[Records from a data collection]
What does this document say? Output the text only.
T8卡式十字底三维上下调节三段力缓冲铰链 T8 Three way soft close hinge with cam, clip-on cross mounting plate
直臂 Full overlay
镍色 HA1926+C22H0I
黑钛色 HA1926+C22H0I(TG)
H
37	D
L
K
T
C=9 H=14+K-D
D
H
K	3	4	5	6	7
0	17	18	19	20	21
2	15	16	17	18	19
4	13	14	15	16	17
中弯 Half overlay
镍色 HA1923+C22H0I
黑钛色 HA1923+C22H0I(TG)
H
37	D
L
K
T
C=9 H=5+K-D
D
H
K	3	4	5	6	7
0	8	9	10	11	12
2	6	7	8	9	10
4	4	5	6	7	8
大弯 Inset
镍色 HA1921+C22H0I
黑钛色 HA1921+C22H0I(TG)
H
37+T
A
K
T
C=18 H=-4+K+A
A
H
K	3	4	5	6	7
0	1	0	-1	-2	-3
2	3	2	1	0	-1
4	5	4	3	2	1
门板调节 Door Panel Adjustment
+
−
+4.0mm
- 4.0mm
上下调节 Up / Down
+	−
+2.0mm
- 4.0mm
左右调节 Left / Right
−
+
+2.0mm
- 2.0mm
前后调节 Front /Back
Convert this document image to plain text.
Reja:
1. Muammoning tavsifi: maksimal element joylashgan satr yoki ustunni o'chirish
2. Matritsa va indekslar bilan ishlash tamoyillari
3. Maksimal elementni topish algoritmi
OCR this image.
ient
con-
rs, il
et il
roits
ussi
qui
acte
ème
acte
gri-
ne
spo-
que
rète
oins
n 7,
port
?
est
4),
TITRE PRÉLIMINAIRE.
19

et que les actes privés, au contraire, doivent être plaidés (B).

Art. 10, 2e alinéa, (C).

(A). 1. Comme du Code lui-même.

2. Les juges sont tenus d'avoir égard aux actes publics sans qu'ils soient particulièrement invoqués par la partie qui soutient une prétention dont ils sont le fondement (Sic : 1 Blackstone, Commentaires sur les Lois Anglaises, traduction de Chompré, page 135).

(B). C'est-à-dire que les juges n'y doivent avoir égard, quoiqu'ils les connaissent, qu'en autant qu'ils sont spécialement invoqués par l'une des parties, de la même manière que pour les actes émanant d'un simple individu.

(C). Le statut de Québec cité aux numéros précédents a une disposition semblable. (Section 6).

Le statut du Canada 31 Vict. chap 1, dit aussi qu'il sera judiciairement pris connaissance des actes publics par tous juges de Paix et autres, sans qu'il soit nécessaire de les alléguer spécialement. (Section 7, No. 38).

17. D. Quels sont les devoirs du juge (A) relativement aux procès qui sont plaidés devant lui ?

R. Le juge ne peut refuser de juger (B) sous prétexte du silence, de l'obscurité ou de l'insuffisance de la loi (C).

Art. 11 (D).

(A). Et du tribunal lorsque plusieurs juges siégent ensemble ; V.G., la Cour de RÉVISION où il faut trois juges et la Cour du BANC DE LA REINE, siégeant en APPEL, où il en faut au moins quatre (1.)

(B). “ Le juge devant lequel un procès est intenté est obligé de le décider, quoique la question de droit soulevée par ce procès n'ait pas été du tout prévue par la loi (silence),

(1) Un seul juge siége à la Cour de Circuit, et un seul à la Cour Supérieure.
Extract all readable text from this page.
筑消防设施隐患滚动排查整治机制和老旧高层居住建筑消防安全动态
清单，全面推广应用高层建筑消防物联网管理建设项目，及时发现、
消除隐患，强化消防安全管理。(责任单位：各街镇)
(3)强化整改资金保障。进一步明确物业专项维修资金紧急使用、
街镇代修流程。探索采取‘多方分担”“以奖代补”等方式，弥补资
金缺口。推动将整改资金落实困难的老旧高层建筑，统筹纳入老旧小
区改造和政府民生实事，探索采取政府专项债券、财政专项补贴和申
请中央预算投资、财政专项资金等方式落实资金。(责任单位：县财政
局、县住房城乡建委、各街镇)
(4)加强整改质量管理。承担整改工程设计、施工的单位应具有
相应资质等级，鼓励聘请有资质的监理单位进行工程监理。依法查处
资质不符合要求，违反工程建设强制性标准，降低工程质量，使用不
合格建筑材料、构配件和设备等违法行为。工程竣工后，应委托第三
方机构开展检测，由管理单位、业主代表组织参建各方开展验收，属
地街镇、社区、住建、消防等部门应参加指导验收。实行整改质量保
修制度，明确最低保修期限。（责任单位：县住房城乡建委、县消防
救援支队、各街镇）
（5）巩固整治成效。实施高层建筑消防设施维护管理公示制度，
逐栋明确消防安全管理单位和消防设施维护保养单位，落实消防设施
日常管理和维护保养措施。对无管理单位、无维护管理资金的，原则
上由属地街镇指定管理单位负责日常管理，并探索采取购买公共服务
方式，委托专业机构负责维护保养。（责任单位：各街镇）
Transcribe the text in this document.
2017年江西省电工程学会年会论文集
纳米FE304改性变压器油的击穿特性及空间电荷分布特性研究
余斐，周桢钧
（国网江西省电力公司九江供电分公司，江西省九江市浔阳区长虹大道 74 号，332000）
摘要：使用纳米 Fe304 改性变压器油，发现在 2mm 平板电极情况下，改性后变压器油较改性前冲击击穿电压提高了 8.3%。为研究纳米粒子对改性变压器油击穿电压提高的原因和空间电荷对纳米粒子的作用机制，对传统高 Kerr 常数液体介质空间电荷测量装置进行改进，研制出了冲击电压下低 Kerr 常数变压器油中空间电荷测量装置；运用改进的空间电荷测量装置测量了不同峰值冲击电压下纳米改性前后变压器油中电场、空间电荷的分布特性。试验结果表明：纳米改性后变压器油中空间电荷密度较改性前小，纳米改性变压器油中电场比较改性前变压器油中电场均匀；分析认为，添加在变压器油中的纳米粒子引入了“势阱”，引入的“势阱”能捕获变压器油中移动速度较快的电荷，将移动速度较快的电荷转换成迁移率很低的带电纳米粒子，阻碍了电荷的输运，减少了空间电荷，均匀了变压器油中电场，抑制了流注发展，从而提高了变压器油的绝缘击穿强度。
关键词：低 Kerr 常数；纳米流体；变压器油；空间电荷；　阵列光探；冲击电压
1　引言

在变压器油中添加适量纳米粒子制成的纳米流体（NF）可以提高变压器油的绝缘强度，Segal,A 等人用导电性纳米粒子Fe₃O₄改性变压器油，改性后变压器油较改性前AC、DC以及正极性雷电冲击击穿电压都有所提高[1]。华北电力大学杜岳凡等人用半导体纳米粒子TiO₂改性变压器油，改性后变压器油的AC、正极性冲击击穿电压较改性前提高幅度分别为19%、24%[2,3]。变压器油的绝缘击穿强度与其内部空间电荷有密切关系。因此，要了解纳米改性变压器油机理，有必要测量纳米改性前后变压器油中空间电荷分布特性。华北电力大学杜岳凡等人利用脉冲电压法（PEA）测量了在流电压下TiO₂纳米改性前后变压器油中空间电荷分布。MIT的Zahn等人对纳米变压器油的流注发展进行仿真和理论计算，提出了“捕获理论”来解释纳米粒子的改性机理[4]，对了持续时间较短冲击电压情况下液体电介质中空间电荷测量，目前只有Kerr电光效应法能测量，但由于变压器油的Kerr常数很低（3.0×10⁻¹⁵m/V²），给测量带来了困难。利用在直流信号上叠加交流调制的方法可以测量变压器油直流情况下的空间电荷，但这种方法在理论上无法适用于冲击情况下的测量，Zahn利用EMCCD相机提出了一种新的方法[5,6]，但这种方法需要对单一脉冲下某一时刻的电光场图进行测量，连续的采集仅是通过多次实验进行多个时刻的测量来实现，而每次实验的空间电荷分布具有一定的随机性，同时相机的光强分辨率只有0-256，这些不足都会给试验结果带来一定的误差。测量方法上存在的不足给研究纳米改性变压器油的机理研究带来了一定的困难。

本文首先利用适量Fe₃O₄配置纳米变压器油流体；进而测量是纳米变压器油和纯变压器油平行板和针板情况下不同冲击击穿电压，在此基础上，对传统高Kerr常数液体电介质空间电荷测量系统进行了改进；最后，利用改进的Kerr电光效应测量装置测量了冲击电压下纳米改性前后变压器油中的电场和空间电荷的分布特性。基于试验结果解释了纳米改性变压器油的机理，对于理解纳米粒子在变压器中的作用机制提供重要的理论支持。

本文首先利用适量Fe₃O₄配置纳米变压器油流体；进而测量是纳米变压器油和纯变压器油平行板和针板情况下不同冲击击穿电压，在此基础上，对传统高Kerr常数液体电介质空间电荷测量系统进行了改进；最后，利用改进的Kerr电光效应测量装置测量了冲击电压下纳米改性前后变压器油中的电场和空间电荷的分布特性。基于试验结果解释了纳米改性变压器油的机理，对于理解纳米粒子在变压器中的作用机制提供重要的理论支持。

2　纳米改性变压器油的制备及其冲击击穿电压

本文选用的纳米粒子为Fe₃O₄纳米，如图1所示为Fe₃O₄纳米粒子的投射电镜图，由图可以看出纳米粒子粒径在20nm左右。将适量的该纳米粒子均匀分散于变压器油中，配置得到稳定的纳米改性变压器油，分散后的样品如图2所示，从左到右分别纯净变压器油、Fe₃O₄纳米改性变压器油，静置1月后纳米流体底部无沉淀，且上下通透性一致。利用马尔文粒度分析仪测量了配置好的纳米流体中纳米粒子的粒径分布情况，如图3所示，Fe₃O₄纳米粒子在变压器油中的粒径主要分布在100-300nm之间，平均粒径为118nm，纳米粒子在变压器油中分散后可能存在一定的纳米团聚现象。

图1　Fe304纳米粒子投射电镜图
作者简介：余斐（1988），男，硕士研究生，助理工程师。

> Exercise goal: From the entries, report each line that includes the word "责任单位".

> Task result:
消除隐患，强化消防安全管理。(责任单位：各街镇)
请中央预算投资、财政专项资金等方式落实资金。(责任单位：县财政
修制度，明确最低保修期限。（责任单位：县住房城乡建委、县消防
方式，委托专业机构负责维护保养。（责任单位：各街镇）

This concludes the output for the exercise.